━━━ Stored records
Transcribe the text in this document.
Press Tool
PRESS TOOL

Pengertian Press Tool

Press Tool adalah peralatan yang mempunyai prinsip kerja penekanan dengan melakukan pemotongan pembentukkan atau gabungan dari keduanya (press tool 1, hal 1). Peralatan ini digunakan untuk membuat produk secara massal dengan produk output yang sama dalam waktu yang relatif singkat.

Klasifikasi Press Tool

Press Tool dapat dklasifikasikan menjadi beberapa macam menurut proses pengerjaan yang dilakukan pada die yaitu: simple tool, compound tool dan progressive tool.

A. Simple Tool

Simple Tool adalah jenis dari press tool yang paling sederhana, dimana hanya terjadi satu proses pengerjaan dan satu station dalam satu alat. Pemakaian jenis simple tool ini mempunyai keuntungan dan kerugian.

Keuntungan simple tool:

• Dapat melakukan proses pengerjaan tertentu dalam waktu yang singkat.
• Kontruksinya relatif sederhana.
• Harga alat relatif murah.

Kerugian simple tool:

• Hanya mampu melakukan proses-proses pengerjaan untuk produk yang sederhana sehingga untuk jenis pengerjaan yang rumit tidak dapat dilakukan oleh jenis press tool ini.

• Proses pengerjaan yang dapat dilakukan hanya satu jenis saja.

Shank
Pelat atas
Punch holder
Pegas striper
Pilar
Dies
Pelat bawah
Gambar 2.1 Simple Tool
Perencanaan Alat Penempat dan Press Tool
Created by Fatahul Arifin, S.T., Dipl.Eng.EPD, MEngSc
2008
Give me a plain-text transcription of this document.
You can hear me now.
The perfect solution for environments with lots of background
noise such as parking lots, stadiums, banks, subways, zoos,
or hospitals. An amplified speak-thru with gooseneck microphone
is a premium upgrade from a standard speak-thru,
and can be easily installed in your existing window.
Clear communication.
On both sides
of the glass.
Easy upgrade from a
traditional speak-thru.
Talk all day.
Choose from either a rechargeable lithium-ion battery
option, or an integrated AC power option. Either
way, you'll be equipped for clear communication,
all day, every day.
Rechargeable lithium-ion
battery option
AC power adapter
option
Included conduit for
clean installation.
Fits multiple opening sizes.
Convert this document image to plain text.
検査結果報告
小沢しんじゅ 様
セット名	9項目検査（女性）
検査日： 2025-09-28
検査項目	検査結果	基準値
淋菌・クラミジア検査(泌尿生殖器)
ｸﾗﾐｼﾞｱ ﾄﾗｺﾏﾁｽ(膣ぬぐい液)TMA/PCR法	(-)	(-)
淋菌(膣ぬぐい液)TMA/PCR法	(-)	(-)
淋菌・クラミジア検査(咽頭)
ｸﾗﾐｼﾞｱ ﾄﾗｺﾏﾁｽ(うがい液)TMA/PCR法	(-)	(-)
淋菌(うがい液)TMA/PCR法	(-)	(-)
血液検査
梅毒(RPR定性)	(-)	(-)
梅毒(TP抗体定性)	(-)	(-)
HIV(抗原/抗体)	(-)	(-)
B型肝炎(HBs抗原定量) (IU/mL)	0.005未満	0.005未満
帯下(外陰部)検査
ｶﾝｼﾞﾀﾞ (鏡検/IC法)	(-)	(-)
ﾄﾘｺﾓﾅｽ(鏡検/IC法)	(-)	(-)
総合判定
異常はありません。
━━━━━━
**Given instruction:**
Identify every line above with the string "upgrade" in it. Copy those lines.

**Final result:**
is a premium upgrade from a standard speak-thru,
Easy upgrade from a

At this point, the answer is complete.